Extracted entries:

◇ ◇ ◇ ◇ ◇

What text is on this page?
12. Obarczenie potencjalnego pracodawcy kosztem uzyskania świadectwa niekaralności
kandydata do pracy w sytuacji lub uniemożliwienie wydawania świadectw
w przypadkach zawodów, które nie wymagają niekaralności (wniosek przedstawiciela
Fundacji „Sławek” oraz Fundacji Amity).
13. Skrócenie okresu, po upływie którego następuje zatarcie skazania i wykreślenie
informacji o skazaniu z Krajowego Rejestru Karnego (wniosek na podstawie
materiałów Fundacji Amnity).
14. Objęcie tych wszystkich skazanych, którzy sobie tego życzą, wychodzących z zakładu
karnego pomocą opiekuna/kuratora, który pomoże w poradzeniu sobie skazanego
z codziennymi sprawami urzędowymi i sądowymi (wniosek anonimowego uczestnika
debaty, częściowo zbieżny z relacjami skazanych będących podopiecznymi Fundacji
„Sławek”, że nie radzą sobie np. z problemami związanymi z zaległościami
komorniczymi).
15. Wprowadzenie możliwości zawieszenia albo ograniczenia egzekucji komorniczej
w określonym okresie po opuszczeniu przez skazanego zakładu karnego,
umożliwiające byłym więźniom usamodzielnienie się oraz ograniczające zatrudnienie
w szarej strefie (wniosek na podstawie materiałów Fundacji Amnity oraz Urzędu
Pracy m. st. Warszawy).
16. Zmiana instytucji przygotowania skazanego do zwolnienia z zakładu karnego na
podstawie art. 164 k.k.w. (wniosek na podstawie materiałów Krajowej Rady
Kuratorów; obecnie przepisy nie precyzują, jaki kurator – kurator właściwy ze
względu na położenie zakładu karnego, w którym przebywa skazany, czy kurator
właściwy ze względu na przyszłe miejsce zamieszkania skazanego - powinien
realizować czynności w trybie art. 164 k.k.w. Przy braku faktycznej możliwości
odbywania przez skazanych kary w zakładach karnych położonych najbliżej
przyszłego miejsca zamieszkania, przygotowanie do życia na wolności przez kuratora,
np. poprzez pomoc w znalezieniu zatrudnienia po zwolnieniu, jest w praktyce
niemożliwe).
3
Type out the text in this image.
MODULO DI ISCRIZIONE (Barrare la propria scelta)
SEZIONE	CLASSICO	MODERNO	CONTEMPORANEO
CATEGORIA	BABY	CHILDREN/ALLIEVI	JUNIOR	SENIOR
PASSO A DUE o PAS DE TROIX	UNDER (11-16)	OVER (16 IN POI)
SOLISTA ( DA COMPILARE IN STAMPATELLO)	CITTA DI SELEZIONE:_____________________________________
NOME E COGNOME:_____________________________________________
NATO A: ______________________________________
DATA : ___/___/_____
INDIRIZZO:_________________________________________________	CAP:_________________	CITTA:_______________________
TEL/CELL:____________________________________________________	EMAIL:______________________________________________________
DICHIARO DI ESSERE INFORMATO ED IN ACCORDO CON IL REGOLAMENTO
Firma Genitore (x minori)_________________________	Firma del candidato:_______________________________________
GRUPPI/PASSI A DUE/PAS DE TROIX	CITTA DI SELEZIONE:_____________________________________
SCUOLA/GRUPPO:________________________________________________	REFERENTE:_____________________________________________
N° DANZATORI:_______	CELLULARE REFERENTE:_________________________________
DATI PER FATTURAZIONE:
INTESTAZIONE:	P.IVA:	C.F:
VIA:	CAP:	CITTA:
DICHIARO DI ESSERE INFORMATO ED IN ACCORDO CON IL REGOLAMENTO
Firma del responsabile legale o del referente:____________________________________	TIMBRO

◇ ◇ ◇ ◇ ◇

Your instructions: Begin with the line containing "Type out the text in this image." and repeat each line exactly until the records above end.

Task output:
Type out the text in this image.
MODULO DI ISCRIZIONE (Barrare la propria scelta)
SEZIONE	CLASSICO	MODERNO	CONTEMPORANEO
CATEGORIA	BABY	CHILDREN/ALLIEVI	JUNIOR	SENIOR
PASSO A DUE o PAS DE TROIX	UNDER (11-16)	OVER (16 IN POI)
SOLISTA ( DA COMPILARE IN STAMPATELLO)	CITTA DI SELEZIONE:_____________________________________
NOME E COGNOME:_____________________________________________
NATO A: ______________________________________
DATA : ___/___/_____
INDIRIZZO:_________________________________________________	CAP:_________________	CITTA:_______________________
TEL/CELL:____________________________________________________	EMAIL:______________________________________________________
DICHIARO DI ESSERE INFORMATO ED IN ACCORDO CON IL REGOLAMENTO
Firma Genitore (x minori)_________________________	Firma del candidato:_______________________________________
GRUPPI/PASSI A DUE/PAS DE TROIX	CITTA DI SELEZIONE:_____________________________________
SCUOLA/GRUPPO:________________________________________________	REFERENTE:_____________________________________________
N° DANZATORI:_______	CELLULARE REFERENTE:_________________________________
DATI PER FATTURAZIONE:
INTESTAZIONE:	P.IVA:	C.F:
VIA:	CAP:	CITTA:
DICHIARO DI ESSERE INFORMATO ED IN ACCORDO CON IL REGOLAMENTO
Firma del responsabile legale o del referente:____________________________________	TIMBRO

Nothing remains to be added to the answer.